┌────────

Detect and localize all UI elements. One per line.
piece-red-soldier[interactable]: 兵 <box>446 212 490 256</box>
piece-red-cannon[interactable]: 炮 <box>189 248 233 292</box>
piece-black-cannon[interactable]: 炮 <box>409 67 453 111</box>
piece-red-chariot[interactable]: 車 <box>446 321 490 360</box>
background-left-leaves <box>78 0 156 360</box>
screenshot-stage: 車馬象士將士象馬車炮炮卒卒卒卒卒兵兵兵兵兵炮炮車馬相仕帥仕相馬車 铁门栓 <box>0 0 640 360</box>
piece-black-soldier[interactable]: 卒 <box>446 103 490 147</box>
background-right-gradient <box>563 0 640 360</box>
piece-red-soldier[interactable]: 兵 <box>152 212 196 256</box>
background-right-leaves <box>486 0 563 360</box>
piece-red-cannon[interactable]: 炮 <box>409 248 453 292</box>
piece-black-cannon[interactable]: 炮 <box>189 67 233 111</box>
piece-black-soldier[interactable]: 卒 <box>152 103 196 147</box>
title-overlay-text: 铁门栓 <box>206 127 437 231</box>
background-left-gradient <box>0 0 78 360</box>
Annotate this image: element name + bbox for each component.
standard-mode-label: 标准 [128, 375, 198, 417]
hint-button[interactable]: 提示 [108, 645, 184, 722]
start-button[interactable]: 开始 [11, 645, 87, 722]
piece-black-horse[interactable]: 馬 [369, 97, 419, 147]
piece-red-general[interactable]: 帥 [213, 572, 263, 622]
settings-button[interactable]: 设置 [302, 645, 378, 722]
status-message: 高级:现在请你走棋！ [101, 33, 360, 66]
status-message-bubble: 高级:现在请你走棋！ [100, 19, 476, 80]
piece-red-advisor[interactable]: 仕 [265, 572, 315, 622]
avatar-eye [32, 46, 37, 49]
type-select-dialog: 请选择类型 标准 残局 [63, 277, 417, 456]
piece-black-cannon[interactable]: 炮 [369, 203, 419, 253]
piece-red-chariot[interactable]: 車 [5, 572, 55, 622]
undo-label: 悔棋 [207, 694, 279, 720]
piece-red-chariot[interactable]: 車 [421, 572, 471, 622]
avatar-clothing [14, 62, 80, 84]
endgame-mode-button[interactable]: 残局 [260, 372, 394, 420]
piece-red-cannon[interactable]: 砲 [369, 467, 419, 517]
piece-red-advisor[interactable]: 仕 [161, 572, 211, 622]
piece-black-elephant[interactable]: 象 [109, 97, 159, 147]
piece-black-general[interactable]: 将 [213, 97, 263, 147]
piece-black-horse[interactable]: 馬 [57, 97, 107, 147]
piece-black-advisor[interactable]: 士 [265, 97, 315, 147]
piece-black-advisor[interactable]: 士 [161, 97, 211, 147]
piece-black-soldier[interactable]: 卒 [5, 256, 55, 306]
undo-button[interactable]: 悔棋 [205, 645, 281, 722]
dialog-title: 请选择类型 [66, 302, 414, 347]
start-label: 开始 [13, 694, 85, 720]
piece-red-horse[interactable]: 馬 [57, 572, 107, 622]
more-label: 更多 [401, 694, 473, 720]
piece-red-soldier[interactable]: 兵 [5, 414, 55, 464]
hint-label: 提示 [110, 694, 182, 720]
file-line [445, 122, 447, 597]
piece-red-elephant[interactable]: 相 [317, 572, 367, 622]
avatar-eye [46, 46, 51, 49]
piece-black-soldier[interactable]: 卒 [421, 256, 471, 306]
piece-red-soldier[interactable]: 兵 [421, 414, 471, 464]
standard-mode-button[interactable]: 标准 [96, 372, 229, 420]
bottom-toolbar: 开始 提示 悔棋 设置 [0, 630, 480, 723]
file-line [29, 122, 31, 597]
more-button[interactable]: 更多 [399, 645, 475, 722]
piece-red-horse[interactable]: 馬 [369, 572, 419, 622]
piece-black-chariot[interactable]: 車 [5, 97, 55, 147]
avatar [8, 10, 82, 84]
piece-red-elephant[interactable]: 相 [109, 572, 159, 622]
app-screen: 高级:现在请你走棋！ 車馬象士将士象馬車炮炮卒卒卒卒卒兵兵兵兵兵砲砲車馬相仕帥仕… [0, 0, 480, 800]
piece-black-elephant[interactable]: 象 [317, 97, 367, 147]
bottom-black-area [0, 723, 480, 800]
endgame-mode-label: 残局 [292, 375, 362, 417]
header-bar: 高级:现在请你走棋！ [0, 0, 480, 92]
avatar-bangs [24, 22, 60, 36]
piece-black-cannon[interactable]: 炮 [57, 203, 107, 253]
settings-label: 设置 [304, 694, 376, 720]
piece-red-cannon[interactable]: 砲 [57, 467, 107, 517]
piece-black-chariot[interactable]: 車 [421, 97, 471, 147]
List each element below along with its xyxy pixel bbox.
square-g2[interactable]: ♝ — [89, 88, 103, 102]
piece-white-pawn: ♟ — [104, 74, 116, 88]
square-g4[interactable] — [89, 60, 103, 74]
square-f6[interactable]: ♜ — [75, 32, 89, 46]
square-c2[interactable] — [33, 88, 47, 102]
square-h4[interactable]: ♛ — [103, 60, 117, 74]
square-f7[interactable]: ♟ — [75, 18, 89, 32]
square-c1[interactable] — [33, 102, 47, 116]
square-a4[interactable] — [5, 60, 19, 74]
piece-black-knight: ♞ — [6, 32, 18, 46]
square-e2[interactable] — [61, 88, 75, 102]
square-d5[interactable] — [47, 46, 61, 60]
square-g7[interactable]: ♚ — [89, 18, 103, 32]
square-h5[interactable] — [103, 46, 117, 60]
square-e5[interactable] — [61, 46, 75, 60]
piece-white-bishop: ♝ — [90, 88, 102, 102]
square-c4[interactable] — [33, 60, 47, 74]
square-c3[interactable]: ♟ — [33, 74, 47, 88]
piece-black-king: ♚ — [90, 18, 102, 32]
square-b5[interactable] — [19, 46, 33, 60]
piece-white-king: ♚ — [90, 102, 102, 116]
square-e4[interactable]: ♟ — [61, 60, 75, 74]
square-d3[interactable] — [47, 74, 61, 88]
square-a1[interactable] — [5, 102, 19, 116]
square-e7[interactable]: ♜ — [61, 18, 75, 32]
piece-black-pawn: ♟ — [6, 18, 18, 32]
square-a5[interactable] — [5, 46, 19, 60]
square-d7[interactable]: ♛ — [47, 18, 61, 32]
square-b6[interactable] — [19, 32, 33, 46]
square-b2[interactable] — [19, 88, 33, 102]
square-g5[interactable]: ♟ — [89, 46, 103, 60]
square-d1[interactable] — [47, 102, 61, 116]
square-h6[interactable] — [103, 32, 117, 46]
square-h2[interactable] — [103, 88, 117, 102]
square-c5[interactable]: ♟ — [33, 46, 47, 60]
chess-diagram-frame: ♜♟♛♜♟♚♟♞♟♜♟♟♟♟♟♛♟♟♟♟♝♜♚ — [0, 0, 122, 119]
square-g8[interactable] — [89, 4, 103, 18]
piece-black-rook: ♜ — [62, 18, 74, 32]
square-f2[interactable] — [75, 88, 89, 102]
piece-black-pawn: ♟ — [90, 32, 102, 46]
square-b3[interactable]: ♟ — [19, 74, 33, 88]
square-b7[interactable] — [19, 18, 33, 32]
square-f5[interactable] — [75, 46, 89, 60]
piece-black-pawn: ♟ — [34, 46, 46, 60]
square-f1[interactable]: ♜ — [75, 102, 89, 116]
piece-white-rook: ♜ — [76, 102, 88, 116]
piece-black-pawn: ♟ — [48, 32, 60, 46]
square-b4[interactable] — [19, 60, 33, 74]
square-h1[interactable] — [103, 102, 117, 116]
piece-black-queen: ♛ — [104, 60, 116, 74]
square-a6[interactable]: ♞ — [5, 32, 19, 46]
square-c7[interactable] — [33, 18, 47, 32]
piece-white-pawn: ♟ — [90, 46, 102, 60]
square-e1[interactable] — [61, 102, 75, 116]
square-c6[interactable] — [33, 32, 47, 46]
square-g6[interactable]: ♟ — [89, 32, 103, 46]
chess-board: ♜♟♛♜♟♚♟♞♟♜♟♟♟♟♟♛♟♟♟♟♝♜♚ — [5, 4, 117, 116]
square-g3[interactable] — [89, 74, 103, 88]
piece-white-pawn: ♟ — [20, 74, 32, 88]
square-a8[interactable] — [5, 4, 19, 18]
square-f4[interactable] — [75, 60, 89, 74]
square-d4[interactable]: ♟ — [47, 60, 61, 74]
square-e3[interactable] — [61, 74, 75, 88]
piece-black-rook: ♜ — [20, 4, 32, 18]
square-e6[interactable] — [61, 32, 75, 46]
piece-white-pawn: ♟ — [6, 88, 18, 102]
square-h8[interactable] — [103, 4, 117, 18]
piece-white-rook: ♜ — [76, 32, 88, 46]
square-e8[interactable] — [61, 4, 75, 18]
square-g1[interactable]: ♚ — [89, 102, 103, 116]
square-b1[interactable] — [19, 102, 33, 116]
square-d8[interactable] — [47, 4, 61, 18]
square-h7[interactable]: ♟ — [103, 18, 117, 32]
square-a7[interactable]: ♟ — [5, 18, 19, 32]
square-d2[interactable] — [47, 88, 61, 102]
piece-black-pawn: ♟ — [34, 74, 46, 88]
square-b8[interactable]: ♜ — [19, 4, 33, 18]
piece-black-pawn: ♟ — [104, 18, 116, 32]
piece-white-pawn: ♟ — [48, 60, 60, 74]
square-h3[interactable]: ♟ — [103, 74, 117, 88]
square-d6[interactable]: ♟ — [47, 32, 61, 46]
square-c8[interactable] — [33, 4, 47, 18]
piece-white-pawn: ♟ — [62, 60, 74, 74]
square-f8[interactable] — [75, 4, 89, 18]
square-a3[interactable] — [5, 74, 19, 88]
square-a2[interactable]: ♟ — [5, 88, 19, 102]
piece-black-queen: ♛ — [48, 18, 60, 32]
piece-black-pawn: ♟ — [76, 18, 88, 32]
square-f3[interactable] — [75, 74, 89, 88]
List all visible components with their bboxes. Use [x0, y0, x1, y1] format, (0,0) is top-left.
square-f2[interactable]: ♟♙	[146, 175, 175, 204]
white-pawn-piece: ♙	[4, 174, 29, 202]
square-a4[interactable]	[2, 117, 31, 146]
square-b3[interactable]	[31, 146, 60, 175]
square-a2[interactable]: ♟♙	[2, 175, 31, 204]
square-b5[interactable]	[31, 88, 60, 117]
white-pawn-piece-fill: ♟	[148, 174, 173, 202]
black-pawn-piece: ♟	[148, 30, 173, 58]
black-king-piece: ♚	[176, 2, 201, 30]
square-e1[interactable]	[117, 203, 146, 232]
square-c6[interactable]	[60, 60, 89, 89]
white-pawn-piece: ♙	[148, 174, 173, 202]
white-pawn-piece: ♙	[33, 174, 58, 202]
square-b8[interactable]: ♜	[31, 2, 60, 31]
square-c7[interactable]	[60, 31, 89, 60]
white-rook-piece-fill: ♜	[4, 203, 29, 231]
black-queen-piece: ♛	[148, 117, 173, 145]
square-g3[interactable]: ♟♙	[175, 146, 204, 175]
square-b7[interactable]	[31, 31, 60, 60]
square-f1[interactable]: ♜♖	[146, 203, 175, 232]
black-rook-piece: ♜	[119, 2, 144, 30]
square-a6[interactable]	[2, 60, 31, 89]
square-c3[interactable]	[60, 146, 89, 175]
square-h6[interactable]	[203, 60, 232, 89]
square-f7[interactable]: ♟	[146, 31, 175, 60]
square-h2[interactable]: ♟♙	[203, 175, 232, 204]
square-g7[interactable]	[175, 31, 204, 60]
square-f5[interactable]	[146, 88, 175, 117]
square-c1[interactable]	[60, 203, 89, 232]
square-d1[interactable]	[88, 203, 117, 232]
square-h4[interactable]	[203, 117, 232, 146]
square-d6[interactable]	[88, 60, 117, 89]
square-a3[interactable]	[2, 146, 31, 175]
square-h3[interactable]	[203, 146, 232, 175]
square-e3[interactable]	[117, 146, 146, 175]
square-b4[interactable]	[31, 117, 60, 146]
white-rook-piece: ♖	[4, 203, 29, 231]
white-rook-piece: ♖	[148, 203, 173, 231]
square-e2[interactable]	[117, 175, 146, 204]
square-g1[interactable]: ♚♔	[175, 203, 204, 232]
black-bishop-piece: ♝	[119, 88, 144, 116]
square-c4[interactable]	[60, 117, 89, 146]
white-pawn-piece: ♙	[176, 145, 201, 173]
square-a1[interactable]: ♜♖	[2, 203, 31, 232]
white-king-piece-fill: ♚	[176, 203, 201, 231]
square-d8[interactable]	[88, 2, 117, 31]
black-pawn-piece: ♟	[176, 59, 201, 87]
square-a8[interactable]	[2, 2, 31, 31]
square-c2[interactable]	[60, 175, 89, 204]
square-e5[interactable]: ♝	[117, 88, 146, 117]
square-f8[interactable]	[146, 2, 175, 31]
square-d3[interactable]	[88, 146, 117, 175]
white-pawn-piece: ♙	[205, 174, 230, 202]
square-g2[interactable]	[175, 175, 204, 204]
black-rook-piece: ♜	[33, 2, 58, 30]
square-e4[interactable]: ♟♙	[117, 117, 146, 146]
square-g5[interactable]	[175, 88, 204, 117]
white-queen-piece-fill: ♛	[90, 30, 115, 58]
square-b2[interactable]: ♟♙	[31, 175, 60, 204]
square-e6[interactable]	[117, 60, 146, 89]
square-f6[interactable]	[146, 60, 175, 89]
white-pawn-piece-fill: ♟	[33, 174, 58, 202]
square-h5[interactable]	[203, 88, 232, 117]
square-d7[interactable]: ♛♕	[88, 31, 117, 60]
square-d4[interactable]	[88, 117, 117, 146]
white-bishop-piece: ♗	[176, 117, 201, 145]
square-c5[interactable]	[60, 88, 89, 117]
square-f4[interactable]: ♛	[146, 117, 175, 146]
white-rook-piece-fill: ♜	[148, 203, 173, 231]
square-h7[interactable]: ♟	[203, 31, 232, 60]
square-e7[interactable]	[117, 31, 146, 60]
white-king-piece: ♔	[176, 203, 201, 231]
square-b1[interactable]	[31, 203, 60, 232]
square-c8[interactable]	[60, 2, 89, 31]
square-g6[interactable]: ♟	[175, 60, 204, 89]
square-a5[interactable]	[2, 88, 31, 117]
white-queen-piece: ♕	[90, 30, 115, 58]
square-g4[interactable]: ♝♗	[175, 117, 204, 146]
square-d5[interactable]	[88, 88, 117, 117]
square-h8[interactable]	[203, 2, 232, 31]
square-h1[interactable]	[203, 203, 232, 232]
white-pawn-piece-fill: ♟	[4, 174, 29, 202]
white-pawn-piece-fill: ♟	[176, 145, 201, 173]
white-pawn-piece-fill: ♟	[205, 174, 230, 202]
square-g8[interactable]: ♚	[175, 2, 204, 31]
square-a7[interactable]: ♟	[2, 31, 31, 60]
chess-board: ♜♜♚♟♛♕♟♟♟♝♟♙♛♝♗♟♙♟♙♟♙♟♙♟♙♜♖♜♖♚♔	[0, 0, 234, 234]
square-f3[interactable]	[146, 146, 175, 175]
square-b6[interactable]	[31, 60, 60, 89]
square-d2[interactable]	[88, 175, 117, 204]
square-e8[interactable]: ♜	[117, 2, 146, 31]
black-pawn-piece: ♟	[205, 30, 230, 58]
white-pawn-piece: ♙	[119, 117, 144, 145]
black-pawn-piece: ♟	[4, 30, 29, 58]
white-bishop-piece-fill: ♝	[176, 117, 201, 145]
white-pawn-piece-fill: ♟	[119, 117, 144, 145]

└────────

# STATED EXERCISE:
Return the records verbatim, beginning with their first line and stopping after the line that contains "piece-black-cannon[interactable]: 炮 <box>409", including that line.

# TASK OUTPUT:
Detect and localize all UI elements. One per line.
piece-red-soldier[interactable]: 兵 <box>446 212 490 256</box>
piece-red-cannon[interactable]: 炮 <box>189 248 233 292</box>
piece-black-cannon[interactable]: 炮 <box>409 67 453 111</box>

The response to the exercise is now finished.